Short task:
List each line holding the string "title".

Extracted entries:

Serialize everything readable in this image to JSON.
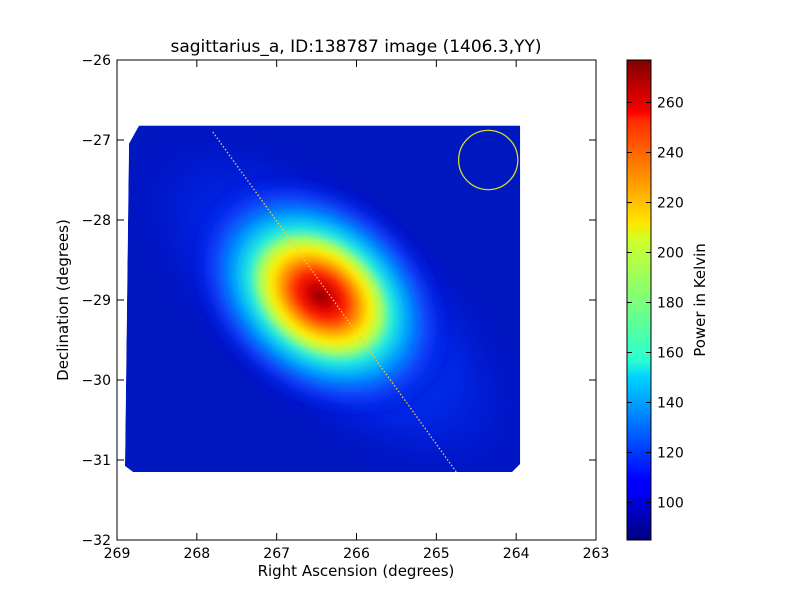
{
  "chart_data": {
    "type": "heatmap",
    "title": "sagittarius_a, ID:138787 image (1406.3,YY)",
    "xlabel": "Right Ascension (degrees)",
    "ylabel": "Declination (degrees)",
    "xlim": [
      269,
      263
    ],
    "ylim": [
      -32,
      -26
    ],
    "xticks": [
      "269",
      "268",
      "267",
      "266",
      "265",
      "264",
      "263"
    ],
    "yticks": [
      "−26",
      "−27",
      "−28",
      "−29",
      "−30",
      "−31",
      "−32"
    ],
    "colorbar": {
      "label": "Power in Kelvin",
      "range": [
        85,
        277
      ],
      "ticks": [
        "100",
        "120",
        "140",
        "160",
        "180",
        "200",
        "220",
        "240",
        "260"
      ],
      "colormap": "jet"
    },
    "map_extent": {
      "ra": [
        268.9,
        263.95
      ],
      "dec": [
        -31.15,
        -26.82
      ]
    },
    "source": {
      "ra": 266.45,
      "dec": -28.95,
      "peak_power": 277,
      "background_power": 90
    },
    "annotations": {
      "beam_circle": {
        "ra": 264.35,
        "dec": -27.25,
        "radius_deg": 0.37,
        "color": "#d8d830"
      },
      "galactic_plane_line": {
        "from": [
          267.8,
          -26.9
        ],
        "to": [
          264.75,
          -31.15
        ],
        "color": "#f0d040"
      }
    }
  }
}
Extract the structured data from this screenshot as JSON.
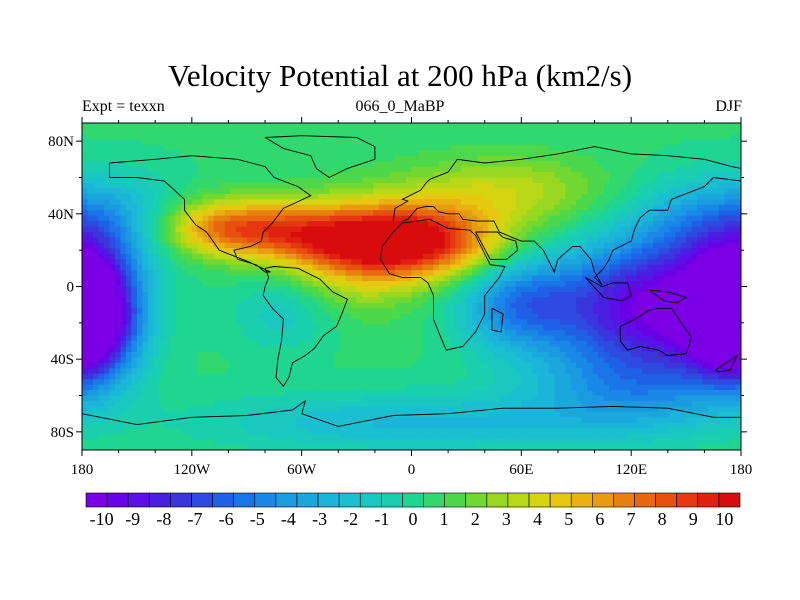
{
  "title": "Velocity Potential at 200 hPa (km2/s)",
  "left_label": "Expt = texxn",
  "center_label": "066_0_MaBP",
  "right_label": "DJF",
  "chart_data": {
    "type": "heatmap",
    "title": "Velocity Potential at 200 hPa (km2/s)",
    "xlim": [
      -180,
      180
    ],
    "ylim": [
      -90,
      90
    ],
    "x_ticks": [
      {
        "value": -180,
        "label": "180"
      },
      {
        "value": -120,
        "label": "120W"
      },
      {
        "value": -60,
        "label": "60W"
      },
      {
        "value": 0,
        "label": "0"
      },
      {
        "value": 60,
        "label": "60E"
      },
      {
        "value": 120,
        "label": "120E"
      },
      {
        "value": 180,
        "label": "180"
      }
    ],
    "y_ticks": [
      {
        "value": 80,
        "label": "80N"
      },
      {
        "value": 40,
        "label": "40N"
      },
      {
        "value": 0,
        "label": "0"
      },
      {
        "value": -40,
        "label": "40S"
      },
      {
        "value": -80,
        "label": "80S"
      }
    ],
    "colorbar_levels": [
      -10.5,
      -10,
      -9.5,
      -9,
      -8.5,
      -8,
      -7.5,
      -7,
      -6.5,
      -6,
      -5.5,
      -5,
      -4.5,
      -4,
      -3.5,
      -3,
      -2.5,
      -2,
      -1.5,
      -1,
      -0.5,
      0,
      0.5,
      1,
      1.5,
      2,
      2.5,
      3,
      3.5,
      4,
      4.5,
      5,
      5.5,
      6,
      6.5,
      7,
      7.5,
      8,
      8.5,
      9,
      9.5,
      10,
      10.5
    ],
    "colorbar_labels": [
      "-10",
      "-9",
      "-8",
      "-7",
      "-6",
      "-5",
      "-4",
      "-3",
      "-2",
      "-1",
      "0",
      "1",
      "2",
      "3",
      "4",
      "5",
      "6",
      "7",
      "8",
      "9",
      "10"
    ],
    "colormap": [
      "#7b00e6",
      "#6a00e6",
      "#5a10e6",
      "#4a20e0",
      "#3a35dd",
      "#2d4be0",
      "#2060e6",
      "#1a75e8",
      "#1a88e6",
      "#1a9ae0",
      "#1aa8dc",
      "#1ab5d8",
      "#1ac0d0",
      "#1ac8c0",
      "#1acfae",
      "#20d590",
      "#30d86e",
      "#4cd84a",
      "#70d830",
      "#98d820",
      "#b8d818",
      "#d4d410",
      "#e6c810",
      "#e8b010",
      "#e89a10",
      "#e88010",
      "#e86810",
      "#e85010",
      "#e63810",
      "#e02010",
      "#d80c0c"
    ],
    "features": [
      {
        "lon": 0,
        "lat": 25,
        "amp": 10.2,
        "sx": 32,
        "sy": 14
      },
      {
        "lon": -100,
        "lat": 32,
        "amp": 7.0,
        "sx": 28,
        "sy": 11
      },
      {
        "lon": -55,
        "lat": 28,
        "amp": 4.5,
        "sx": 25,
        "sy": 12
      },
      {
        "lon": -30,
        "lat": 15,
        "amp": 3.0,
        "sx": 25,
        "sy": 20
      },
      {
        "lon": 50,
        "lat": 52,
        "amp": 3.0,
        "sx": 40,
        "sy": 14
      },
      {
        "lon": 130,
        "lat": -10,
        "amp": -10.0,
        "sx": 34,
        "sy": 24
      },
      {
        "lon": 60,
        "lat": -10,
        "amp": -5.5,
        "sx": 24,
        "sy": 18
      },
      {
        "lon": -180,
        "lat": -15,
        "amp": -8.5,
        "sx": 20,
        "sy": 24
      },
      {
        "lon": 180,
        "lat": -15,
        "amp": -8.5,
        "sx": 20,
        "sy": 24
      },
      {
        "lon": 120,
        "lat": -55,
        "amp": -4.0,
        "sx": 40,
        "sy": 18
      },
      {
        "lon": -160,
        "lat": 35,
        "amp": -3.0,
        "sx": 28,
        "sy": 18
      },
      {
        "lon": 160,
        "lat": 35,
        "amp": -3.5,
        "sx": 30,
        "sy": 18
      },
      {
        "lon": -70,
        "lat": -15,
        "amp": -2.0,
        "sx": 20,
        "sy": 15
      },
      {
        "lon": 0,
        "lat": -75,
        "amp": -3.0,
        "sx": 80,
        "sy": 12
      }
    ],
    "coastlines": [
      [
        [
          -165,
          68
        ],
        [
          -140,
          70
        ],
        [
          -120,
          72
        ],
        [
          -95,
          70
        ],
        [
          -80,
          66
        ],
        [
          -75,
          60
        ],
        [
          -62,
          55
        ],
        [
          -55,
          50
        ],
        [
          -70,
          43
        ],
        [
          -76,
          35
        ],
        [
          -81,
          30
        ],
        [
          -82,
          25
        ],
        [
          -88,
          22
        ],
        [
          -97,
          20
        ],
        [
          -95,
          15
        ],
        [
          -85,
          12
        ],
        [
          -80,
          8
        ],
        [
          -77,
          8
        ],
        [
          -90,
          14
        ],
        [
          -105,
          20
        ],
        [
          -112,
          30
        ],
        [
          -118,
          34
        ],
        [
          -124,
          42
        ],
        [
          -124,
          48
        ],
        [
          -135,
          58
        ],
        [
          -150,
          60
        ],
        [
          -165,
          60
        ],
        [
          -165,
          68
        ]
      ],
      [
        [
          -80,
          10
        ],
        [
          -75,
          11
        ],
        [
          -62,
          10
        ],
        [
          -50,
          4
        ],
        [
          -43,
          -3
        ],
        [
          -35,
          -7
        ],
        [
          -38,
          -15
        ],
        [
          -41,
          -22
        ],
        [
          -48,
          -27
        ],
        [
          -53,
          -34
        ],
        [
          -58,
          -38
        ],
        [
          -65,
          -42
        ],
        [
          -67,
          -50
        ],
        [
          -70,
          -55
        ],
        [
          -74,
          -50
        ],
        [
          -73,
          -40
        ],
        [
          -71,
          -30
        ],
        [
          -70,
          -18
        ],
        [
          -76,
          -12
        ],
        [
          -81,
          -5
        ],
        [
          -80,
          0
        ],
        [
          -78,
          5
        ],
        [
          -80,
          10
        ]
      ],
      [
        [
          -17,
          15
        ],
        [
          -16,
          22
        ],
        [
          -10,
          30
        ],
        [
          -5,
          35
        ],
        [
          10,
          37
        ],
        [
          20,
          32
        ],
        [
          32,
          31
        ],
        [
          35,
          28
        ],
        [
          43,
          12
        ],
        [
          51,
          11
        ],
        [
          48,
          5
        ],
        [
          40,
          -5
        ],
        [
          40,
          -15
        ],
        [
          35,
          -25
        ],
        [
          28,
          -33
        ],
        [
          19,
          -35
        ],
        [
          16,
          -28
        ],
        [
          12,
          -18
        ],
        [
          12,
          -5
        ],
        [
          9,
          2
        ],
        [
          5,
          5
        ],
        [
          -5,
          5
        ],
        [
          -12,
          7
        ],
        [
          -17,
          15
        ]
      ],
      [
        [
          -10,
          36
        ],
        [
          -9,
          43
        ],
        [
          -2,
          47
        ],
        [
          -5,
          48
        ],
        [
          5,
          53
        ],
        [
          8,
          57
        ],
        [
          10,
          59
        ],
        [
          20,
          63
        ],
        [
          25,
          70
        ],
        [
          40,
          68
        ],
        [
          60,
          70
        ],
        [
          80,
          73
        ],
        [
          100,
          77
        ],
        [
          120,
          73
        ],
        [
          140,
          72
        ],
        [
          160,
          70
        ],
        [
          175,
          66
        ],
        [
          180,
          65
        ]
      ],
      [
        [
          180,
          58
        ],
        [
          165,
          60
        ],
        [
          160,
          55
        ],
        [
          142,
          48
        ],
        [
          140,
          42
        ],
        [
          130,
          42
        ],
        [
          125,
          38
        ],
        [
          122,
          32
        ],
        [
          120,
          25
        ],
        [
          110,
          20
        ],
        [
          108,
          15
        ],
        [
          105,
          10
        ],
        [
          100,
          5
        ],
        [
          104,
          1
        ],
        [
          100,
          8
        ],
        [
          98,
          15
        ],
        [
          92,
          22
        ],
        [
          88,
          22
        ],
        [
          80,
          15
        ],
        [
          78,
          8
        ],
        [
          72,
          20
        ],
        [
          67,
          25
        ],
        [
          60,
          25
        ],
        [
          55,
          27
        ],
        [
          48,
          30
        ],
        [
          45,
          36
        ],
        [
          36,
          36
        ],
        [
          28,
          37
        ],
        [
          26,
          40
        ],
        [
          20,
          40
        ],
        [
          15,
          41
        ],
        [
          12,
          44
        ],
        [
          8,
          44
        ],
        [
          3,
          43
        ],
        [
          -2,
          37
        ],
        [
          -5,
          36
        ]
      ],
      [
        [
          35,
          30
        ],
        [
          43,
          15
        ],
        [
          52,
          15
        ],
        [
          58,
          20
        ],
        [
          57,
          25
        ],
        [
          50,
          27
        ],
        [
          47,
          30
        ],
        [
          35,
          30
        ]
      ],
      [
        [
          114,
          -22
        ],
        [
          114,
          -30
        ],
        [
          118,
          -35
        ],
        [
          125,
          -33
        ],
        [
          135,
          -35
        ],
        [
          140,
          -38
        ],
        [
          150,
          -37
        ],
        [
          153,
          -28
        ],
        [
          146,
          -18
        ],
        [
          142,
          -12
        ],
        [
          136,
          -12
        ],
        [
          130,
          -13
        ],
        [
          122,
          -18
        ],
        [
          114,
          -22
        ]
      ],
      [
        [
          95,
          5
        ],
        [
          105,
          -6
        ],
        [
          115,
          -8
        ],
        [
          120,
          -5
        ],
        [
          118,
          2
        ],
        [
          110,
          2
        ],
        [
          104,
          0
        ],
        [
          95,
          5
        ]
      ],
      [
        [
          130,
          -2
        ],
        [
          140,
          -3
        ],
        [
          150,
          -6
        ],
        [
          145,
          -9
        ],
        [
          138,
          -8
        ],
        [
          130,
          -2
        ]
      ],
      [
        [
          44,
          -12
        ],
        [
          50,
          -15
        ],
        [
          49,
          -25
        ],
        [
          44,
          -24
        ],
        [
          44,
          -12
        ]
      ],
      [
        [
          -180,
          -70
        ],
        [
          -150,
          -76
        ],
        [
          -120,
          -72
        ],
        [
          -90,
          -71
        ],
        [
          -65,
          -68
        ],
        [
          -58,
          -63
        ],
        [
          -60,
          -70
        ],
        [
          -40,
          -77
        ],
        [
          -10,
          -71
        ],
        [
          20,
          -70
        ],
        [
          50,
          -67
        ],
        [
          80,
          -67
        ],
        [
          110,
          -66
        ],
        [
          140,
          -67
        ],
        [
          165,
          -72
        ],
        [
          180,
          -72
        ]
      ],
      [
        [
          166,
          -46
        ],
        [
          172,
          -42
        ],
        [
          178,
          -38
        ],
        [
          174,
          -46
        ],
        [
          168,
          -47
        ],
        [
          166,
          -46
        ]
      ],
      [
        [
          -80,
          82
        ],
        [
          -60,
          83
        ],
        [
          -30,
          82
        ],
        [
          -20,
          77
        ],
        [
          -20,
          70
        ],
        [
          -35,
          65
        ],
        [
          -45,
          60
        ],
        [
          -52,
          65
        ],
        [
          -55,
          72
        ],
        [
          -70,
          76
        ],
        [
          -80,
          82
        ]
      ]
    ]
  }
}
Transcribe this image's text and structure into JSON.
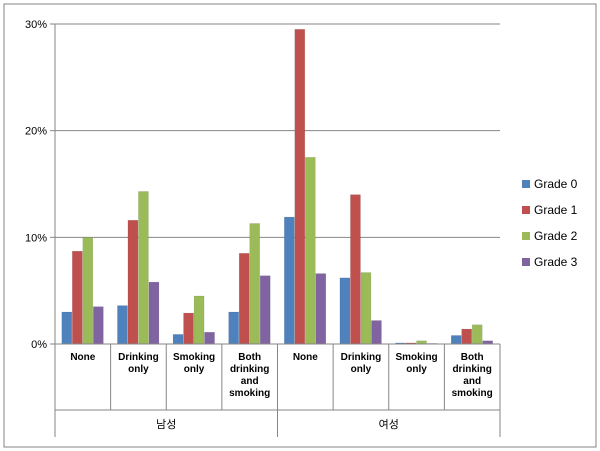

Exercise answer:
    "title": "sagittarius_a, ID:138787 image (1406.3,YY)",
  "title": "Velocity Potential at 200 hPa (km2/s)",
    "title": "Velocity Potential at 200 hPa (km2/s)",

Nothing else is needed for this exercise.